[ACTIONS TO TAKE]
**1)** In the TDB size thread, which factory did Trevor Donaldson confirm he meant when he wrote "datasetfactory"?
**2)** Carry on writing the TDB size mailing-list thread, starting right after its final quoted line.

Re: TDB size

Trevor Donaldson Mon, 16 Feb 2015 16:39:42 -0800

Thanks Andy for responses. See responses inline. One thing that I noticed
is that if I use sparql insert queries that the behavior is as expected.


On Mon, Feb 16, 2015 at 5:07 PM, Andy Seaborne <[email protected]> wrote:

> Still waiting for the answer to:
> [[
> Does the size stabilise?
> If not, do some files stabilise in size and other not?
> ]]

    No the size does not stabilize. I will have to check if some files
stabilize and others do not.


>
>


> On 16/02/15 18:14, Trevor Donaldson wrote:
>
>> Hi think my question got lost. Is it correct to add millions of triples to
>> the model and then persist the model once using putmodel. I didn't want to
>> get a timeout or anything like that.
>>
>
> Updates don't time out.  Small numbers of millions is no big deal in a
> single operation append operation (INSERT DATA or POST / addModel).
>
> ***I would be using a putModel not an addModel. The reason for this is
that I need to update a model after removing certain statements.


> In your loop you have:
>
> Resource subject = ResourceFactory.createResource("http://
> example.org/task/"+i);
>
> so a new URI is generated every time.  Nodes are not recovered on delete
> (too expensive to reference count them - see earlier in the thread).
>
> Batching updates may help performance.
>
>  On Feb 13, 2015 5:11 PM, "Trevor Donaldson" <[email protected]> wrote:
>>
>>  I am using Fuseki2. I thought it manages the transactions for me. Is this
>>> not the case?
>>>
>>
> ****"Manages" in the sense that each HTTP interaction is a transaction.
> HTTP is a stateless protocol. Yes "manages" in the sense that each HTTP
> interaction is a transaction. I was responding to your transaction
> question. I thought that Fuseki had all the code to handle transactions. I
> may be wrong though.
>
>  I was using datasetfactory to interact with fuseki.
>>
>
> Was that meant to be DatasetAccessorFactory?


**Yes I was typing from memory. Yes it was meant to be
DatasetAccessorFactory.

>
>
>         Andy
>
>
>  On Feb 13, 2015 12:10 PM, "Andy Seaborne" <[email protected]> wrote:
>>>
>>>  This may be related:
>>>>
>>>> https://issues.apache.org/jira/browse/JENA-804
>>>>
>>>> I say "may" because the exact patterns of use deep affect the outcome.

[EXTRACTED MATERIAL]
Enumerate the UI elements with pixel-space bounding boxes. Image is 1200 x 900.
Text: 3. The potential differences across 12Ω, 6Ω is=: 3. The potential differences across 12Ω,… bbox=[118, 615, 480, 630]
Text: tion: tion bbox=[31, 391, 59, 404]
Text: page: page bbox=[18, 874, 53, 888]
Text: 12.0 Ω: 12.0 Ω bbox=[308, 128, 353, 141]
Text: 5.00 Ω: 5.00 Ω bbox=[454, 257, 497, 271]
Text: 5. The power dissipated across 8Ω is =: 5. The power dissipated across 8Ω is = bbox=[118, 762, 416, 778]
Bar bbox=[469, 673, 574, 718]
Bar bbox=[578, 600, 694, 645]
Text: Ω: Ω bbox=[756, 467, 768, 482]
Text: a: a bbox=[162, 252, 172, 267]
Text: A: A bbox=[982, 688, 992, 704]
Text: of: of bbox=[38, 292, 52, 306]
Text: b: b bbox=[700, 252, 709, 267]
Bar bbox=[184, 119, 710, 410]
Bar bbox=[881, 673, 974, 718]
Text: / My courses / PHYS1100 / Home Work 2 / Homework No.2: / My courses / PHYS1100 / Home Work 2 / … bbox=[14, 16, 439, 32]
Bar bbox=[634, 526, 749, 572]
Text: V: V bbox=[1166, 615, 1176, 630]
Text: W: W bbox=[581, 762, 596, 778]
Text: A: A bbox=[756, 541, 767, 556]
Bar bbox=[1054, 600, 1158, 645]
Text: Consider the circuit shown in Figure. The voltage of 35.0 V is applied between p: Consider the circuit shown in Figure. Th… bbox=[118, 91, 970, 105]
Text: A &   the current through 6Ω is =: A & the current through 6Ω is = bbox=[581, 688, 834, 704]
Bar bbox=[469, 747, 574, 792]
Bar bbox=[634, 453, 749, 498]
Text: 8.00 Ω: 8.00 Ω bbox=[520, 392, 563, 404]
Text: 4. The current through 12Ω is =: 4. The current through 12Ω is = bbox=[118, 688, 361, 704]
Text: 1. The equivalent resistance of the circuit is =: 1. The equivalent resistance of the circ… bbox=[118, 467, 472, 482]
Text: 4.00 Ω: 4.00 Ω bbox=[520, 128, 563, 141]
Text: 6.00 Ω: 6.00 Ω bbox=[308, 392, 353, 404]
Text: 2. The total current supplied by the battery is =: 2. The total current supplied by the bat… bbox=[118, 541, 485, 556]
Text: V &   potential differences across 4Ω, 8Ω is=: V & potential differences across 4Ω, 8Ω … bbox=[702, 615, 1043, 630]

[ANSWERS PROVIDED]
**1)** DatasetAccessorFactory.

**2)**
>>>> In
>>>> JENA-804 it is across transaction boundaries, which your "putModel"
>>>> isn't.
>>>>
>>>> (Are you really running without transactions?)
>>>>
>>>>          Andy
>>>>
>>>> On 13/02/15 16:56, Andy Seaborne wrote:
>>>>
>>>>  Does the size stabilise?
>>>>> If not, do some files stabilise in size and other not?
>>>>>
>>>>> There are two places for growth:
>>>>>
>>>>> nodes - does the new data have new RDF terms in it?  Old terms are not
>>>>> deleted, just left round to be reused so if you are adding terms, the
>>>>> node table can grow.  (Terms are not reference counted - that would be
>>>>> very expensive for sucgh a small data item.)
>>>>>
>>>>> TDB (current version) does not properly reuse freed up space in indexes
>>>>> but should do within a transaction. put is delete-add and some space
>>>>> should be reused
>>>>>
>>>>> A proper fix to reuse across transactions may require a database format
>>>>> change but I haven't had time to workout the details though off the top
>>>>> of my head, much use should be doable by moving the free chain
>>>>> management onto the main database on a transaction as its single-active
>>>>> writer.  The code is currently too cautious about old generation
>>>>> readers
>>>>> which I now see it need not be.
>>>>>
>>>>>       Andy
>>>>>
>>>>> On 12/02/15 17:51, Trevor Donaldson wrote:
>>>>>
>>>>>  Any thoughts anyone? If I change my model every hour with new data or
>>>>>> data
>>>>>> to replace. Lets say over a period of inserting years worth of triples
>>>>>> should I persist potentially millions of triples at one time using
>>>>>> putModel? Committing one time seems to be the only way to not mitigate
>>>>>> against the directory growing exponentially.
>>>>>>
>>>>>> On Thu, Feb 12, 2015 at 9:53 AM, Trevor Donaldson <
>>>>>> [email protected]>
>>>>>> wrote:
>>>>>>
>>>>>>   Damian,
>>>>>>
>>>>>>>
>>>>>>> I am using du -ksh ./* on the databases directory.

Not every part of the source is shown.